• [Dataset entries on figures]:
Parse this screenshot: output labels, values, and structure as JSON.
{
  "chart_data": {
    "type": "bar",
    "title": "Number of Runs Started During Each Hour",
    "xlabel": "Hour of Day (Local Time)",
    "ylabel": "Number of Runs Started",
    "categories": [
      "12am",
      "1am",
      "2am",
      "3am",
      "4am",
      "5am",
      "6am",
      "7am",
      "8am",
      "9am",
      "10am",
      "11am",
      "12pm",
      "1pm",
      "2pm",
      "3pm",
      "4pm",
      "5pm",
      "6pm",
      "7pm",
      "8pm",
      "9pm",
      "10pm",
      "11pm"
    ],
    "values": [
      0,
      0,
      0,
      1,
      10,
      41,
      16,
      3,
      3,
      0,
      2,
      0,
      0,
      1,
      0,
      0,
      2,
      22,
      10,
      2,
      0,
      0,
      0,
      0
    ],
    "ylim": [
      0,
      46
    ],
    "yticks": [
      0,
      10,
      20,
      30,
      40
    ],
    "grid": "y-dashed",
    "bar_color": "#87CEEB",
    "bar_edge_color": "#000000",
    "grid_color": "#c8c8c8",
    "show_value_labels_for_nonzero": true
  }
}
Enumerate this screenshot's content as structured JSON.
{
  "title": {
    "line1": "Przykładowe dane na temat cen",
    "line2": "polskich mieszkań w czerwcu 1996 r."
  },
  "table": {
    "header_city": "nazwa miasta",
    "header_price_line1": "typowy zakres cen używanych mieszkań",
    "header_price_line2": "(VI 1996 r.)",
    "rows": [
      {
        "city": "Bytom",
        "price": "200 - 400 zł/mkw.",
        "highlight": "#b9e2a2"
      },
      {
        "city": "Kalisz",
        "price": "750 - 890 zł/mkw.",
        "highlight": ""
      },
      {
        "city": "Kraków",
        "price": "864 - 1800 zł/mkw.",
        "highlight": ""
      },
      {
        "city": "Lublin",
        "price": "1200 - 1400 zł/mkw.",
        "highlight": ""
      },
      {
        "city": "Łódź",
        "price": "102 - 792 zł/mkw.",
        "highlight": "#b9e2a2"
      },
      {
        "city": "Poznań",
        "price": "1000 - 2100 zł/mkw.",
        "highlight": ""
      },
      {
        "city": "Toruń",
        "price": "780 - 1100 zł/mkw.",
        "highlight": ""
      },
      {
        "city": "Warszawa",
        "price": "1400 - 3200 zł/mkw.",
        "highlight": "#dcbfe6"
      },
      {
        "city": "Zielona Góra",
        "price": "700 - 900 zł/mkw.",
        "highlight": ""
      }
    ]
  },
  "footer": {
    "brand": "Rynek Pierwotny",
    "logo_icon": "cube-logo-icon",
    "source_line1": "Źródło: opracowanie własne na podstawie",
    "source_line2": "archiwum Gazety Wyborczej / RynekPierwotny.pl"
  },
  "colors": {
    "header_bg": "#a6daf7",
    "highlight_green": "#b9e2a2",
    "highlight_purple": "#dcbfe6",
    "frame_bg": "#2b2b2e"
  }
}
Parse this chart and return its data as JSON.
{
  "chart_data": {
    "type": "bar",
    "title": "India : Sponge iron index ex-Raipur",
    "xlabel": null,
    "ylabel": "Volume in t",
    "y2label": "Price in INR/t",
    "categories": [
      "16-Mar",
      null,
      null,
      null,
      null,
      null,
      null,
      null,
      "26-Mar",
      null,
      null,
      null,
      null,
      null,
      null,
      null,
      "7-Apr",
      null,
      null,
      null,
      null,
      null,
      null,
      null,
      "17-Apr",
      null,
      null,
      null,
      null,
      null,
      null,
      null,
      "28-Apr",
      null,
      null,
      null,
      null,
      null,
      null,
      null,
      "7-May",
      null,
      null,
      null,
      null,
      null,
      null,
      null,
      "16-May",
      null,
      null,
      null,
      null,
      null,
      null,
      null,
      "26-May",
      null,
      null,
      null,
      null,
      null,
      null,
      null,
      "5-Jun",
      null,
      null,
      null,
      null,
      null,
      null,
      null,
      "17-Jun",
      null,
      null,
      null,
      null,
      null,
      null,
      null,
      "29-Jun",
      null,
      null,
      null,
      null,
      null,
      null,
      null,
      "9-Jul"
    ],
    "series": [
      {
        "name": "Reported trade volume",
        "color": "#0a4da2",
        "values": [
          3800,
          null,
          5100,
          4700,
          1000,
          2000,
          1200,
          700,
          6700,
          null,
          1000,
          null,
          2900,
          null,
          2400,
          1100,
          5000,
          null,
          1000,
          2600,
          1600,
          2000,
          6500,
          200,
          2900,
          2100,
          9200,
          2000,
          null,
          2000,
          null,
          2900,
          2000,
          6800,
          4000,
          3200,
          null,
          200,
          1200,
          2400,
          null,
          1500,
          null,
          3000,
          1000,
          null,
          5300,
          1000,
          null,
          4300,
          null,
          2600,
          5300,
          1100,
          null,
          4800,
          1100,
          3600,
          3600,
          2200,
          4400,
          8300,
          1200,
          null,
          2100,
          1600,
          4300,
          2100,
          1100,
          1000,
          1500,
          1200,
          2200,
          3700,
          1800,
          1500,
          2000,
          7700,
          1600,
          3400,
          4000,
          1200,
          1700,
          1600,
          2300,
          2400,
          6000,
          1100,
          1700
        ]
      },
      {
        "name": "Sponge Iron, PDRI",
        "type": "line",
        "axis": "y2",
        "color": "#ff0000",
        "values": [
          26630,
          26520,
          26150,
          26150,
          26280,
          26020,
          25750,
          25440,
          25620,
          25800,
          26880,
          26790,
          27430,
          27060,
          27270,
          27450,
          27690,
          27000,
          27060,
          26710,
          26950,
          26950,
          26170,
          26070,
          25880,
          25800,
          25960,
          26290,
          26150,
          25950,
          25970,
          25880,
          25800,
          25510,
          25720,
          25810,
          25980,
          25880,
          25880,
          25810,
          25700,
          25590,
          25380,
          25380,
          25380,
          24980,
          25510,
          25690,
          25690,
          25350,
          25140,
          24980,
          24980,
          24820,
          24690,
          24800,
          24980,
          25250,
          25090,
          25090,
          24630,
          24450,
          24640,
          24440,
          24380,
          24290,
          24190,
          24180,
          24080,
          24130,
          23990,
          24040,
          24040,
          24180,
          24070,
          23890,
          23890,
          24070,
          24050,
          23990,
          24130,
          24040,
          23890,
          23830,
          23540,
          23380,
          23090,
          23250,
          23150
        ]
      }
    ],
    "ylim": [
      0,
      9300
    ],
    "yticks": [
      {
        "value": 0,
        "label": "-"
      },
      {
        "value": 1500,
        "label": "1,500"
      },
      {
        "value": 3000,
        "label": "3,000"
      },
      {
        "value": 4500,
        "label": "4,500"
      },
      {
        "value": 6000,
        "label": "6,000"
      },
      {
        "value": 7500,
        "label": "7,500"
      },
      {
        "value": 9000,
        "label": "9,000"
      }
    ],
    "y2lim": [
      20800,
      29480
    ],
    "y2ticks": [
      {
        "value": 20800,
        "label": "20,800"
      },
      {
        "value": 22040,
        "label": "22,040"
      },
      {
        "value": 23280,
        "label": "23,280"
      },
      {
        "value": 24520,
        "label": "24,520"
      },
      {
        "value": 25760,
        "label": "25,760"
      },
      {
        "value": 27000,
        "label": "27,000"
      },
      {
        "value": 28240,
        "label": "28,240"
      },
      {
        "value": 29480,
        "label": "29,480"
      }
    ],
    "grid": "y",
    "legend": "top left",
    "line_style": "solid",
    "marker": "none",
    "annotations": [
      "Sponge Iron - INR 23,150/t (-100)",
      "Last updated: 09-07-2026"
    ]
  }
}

• [What you need to do]: Print the material above once more, exactly.

• [Exercise response]:
Parse this screenshot: output labels, values, and structure as JSON.
{
  "chart_data": {
    "type": "bar",
    "title": "Number of Runs Started During Each Hour",
    "xlabel": "Hour of Day (Local Time)",
    "ylabel": "Number of Runs Started",
    "categories": [
      "12am",
      "1am",
      "2am",
      "3am",
      "4am",
      "5am",
      "6am",
      "7am",
      "8am",
      "9am",
      "10am",
      "11am",
      "12pm",
      "1pm",
      "2pm",
      "3pm",
      "4pm",
      "5pm",
      "6pm",
      "7pm",
      "8pm",
      "9pm",
      "10pm",
      "11pm"
    ],
    "values": [
      0,
      0,
      0,
      1,
      10,
      41,
      16,
      3,
      3,
      0,
      2,
      0,
      0,
      1,
      0,
      0,
      2,
      22,
      10,
      2,
      0,
      0,
      0,
      0
    ],
    "ylim": [
      0,
      46
    ],
    "yticks": [
      0,
      10,
      20,
      30,
      40
    ],
    "grid": "y-dashed",
    "bar_color": "#87CEEB",
    "bar_edge_color": "#000000",
    "grid_color": "#c8c8c8",
    "show_value_labels_for_nonzero": true
  }
}
Enumerate this screenshot's content as structured JSON.
{
  "title": {
    "line1": "Przykładowe dane na temat cen",
    "line2": "polskich mieszkań w czerwcu 1996 r."
  },
  "table": {
    "header_city": "nazwa miasta",
    "header_price_line1": "typowy zakres cen używanych mieszkań",
    "header_price_line2": "(VI 1996 r.)",
    "rows": [
      {
        "city": "Bytom",
        "price": "200 - 400 zł/mkw.",
        "highlight": "#b9e2a2"
      },
      {
        "city": "Kalisz",
        "price": "750 - 890 zł/mkw.",
        "highlight": ""
      },
      {
        "city": "Kraków",
        "price": "864 - 1800 zł/mkw.",
        "highlight": ""
      },
      {
        "city": "Lublin",
        "price": "1200 - 1400 zł/mkw.",
        "highlight": ""
      },
      {
        "city": "Łódź",
        "price": "102 - 792 zł/mkw.",
        "highlight": "#b9e2a2"
      },
      {
        "city": "Poznań",
        "price": "1000 - 2100 zł/mkw.",
        "highlight": ""
      },
      {
        "city": "Toruń",
        "price": "780 - 1100 zł/mkw.",
        "highlight": ""
      },
      {
        "city": "Warszawa",
        "price": "1400 - 3200 zł/mkw.",
        "highlight": "#dcbfe6"
      },
      {
        "city": "Zielona Góra",
        "price": "700 - 900 zł/mkw.",
        "highlight": ""
      }
    ]
  },
  "footer": {
    "brand": "Rynek Pierwotny",
    "logo_icon": "cube-logo-icon",
    "source_line1": "Źródło: opracowanie własne na podstawie",
    "source_line2": "archiwum Gazety Wyborczej / RynekPierwotny.pl"
  },
  "colors": {
    "header_bg": "#a6daf7",
    "highlight_green": "#b9e2a2",
    "highlight_purple": "#dcbfe6",
    "frame_bg": "#2b2b2e"
  }
}
Parse this chart and return its data as JSON.
{
  "chart_data": {
    "type": "bar",
    "title": "India : Sponge iron index ex-Raipur",
    "xlabel": null,
    "ylabel": "Volume in t",
    "y2label": "Price in INR/t",
    "categories": [
      "16-Mar",
      null,
      null,
      null,
      null,
      null,
      null,
      null,
      "26-Mar",
      null,
      null,
      null,
      null,
      null,
      null,
      null,
      "7-Apr",
      null,
      null,
      null,
      null,
      null,
      null,
      null,
      "17-Apr",
      null,
      null,
      null,
      null,
      null,
      null,
      null,
      "28-Apr",
      null,
      null,
      null,
      null,
      null,
      null,
      null,
      "7-May",
      null,
      null,
      null,
      null,
      null,
      null,
      null,
      "16-May",
      null,
      null,
      null,
      null,
      null,
      null,
      null,
      "26-May",
      null,
      null,
      null,
      null,
      null,
      null,
      null,
      "5-Jun",
      null,
      null,
      null,
      null,
      null,
      null,
      null,
      "17-Jun",
      null,
      null,
      null,
      null,
      null,
      null,
      null,
      "29-Jun",
      null,
      null,
      null,
      null,
      null,
      null,
      null,
      "9-Jul"
    ],
    "series": [
      {
        "name": "Reported trade volume",
        "color": "#0a4da2",
        "values": [
          3800,
          null,
          5100,
          4700,
          1000,
          2000,
          1200,
          700,
          6700,
          null,
          1000,
          null,
          2900,
          null,
          2400,
          1100,
          5000,
          null,
          1000,
          2600,
          1600,
          2000,
          6500,
          200,
          2900,
          2100,
          9200,
          2000,
          null,
          2000,
          null,
          2900,
          2000,
          6800,
          4000,
          3200,
          null,
          200,
          1200,
          2400,
          null,
          1500,
          null,
          3000,
          1000,
          null,
          5300,
          1000,
          null,
          4300,
          null,
          2600,
          5300,
          1100,
          null,
          4800,
          1100,
          3600,
          3600,
          2200,
          4400,
          8300,
          1200,
          null,
          2100,
          1600,
          4300,
          2100,
          1100,
          1000,
          1500,
          1200,
          2200,
          3700,
          1800,
          1500,
          2000,
          7700,
          1600,
          3400,
          4000,
          1200,
          1700,
          1600,
          2300,
          2400,
          6000,
          1100,
          1700
        ]
      },
      {
        "name": "Sponge Iron, PDRI",
        "type": "line",
        "axis": "y2",
        "color": "#ff0000",
        "values": [
          26630,
          26520,
          26150,
          26150,
          26280,
          26020,
          25750,
          25440,
          25620,
          25800,
          26880,
          26790,
          27430,
          27060,
          27270,
          27450,
          27690,
          27000,
          27060,
          26710,
          26950,
          26950,
          26170,
          26070,
          25880,
          25800,
          25960,
          26290,
          26150,
          25950,
          25970,
          25880,
          25800,
          25510,
          25720,
          25810,
          25980,
          25880,
          25880,
          25810,
          25700,
          25590,
          25380,
          25380,
          25380,
          24980,
          25510,
          25690,
          25690,
          25350,
          25140,
          24980,
          24980,
          24820,
          24690,
          24800,
          24980,
          25250,
          25090,
          25090,
          24630,
          24450,
          24640,
          24440,
          24380,
          24290,
          24190,
          24180,
          24080,
          24130,
          23990,
          24040,
          24040,
          24180,
          24070,
          23890,
          23890,
          24070,
          24050,
          23990,
          24130,
          24040,
          23890,
          23830,
          23540,
          23380,
          23090,
          23250,
          23150
        ]
      }
    ],
    "ylim": [
      0,
      9300
    ],
    "yticks": [
      {
        "value": 0,
        "label": "-"
      },
      {
        "value": 1500,
        "label": "1,500"
      },
      {
        "value": 3000,
        "label": "3,000"
      },
      {
        "value": 4500,
        "label": "4,500"
      },
      {
        "value": 6000,
        "label": "6,000"
      },
      {
        "value": 7500,
        "label": "7,500"
      },
      {
        "value": 9000,
        "label": "9,000"
      }
    ],
    "y2lim": [
      20800,
      29480
    ],
    "y2ticks": [
      {
        "value": 20800,
        "label": "20,800"
      },
      {
        "value": 22040,
        "label": "22,040"
      },
      {
        "value": 23280,
        "label": "23,280"
      },
      {
        "value": 24520,
        "label": "24,520"
      },
      {
        "value": 25760,
        "label": "25,760"
      },
      {
        "value": 27000,
        "label": "27,000"
      },
      {
        "value": 28240,
        "label": "28,240"
      },
      {
        "value": 29480,
        "label": "29,480"
      }
    ],
    "grid": "y",
    "legend": "top left",
    "line_style": "solid",
    "marker": "none",
    "annotations": [
      "Sponge Iron - INR 23,150/t (-100)",
      "Last updated: 09-07-2026"
    ]
  }
}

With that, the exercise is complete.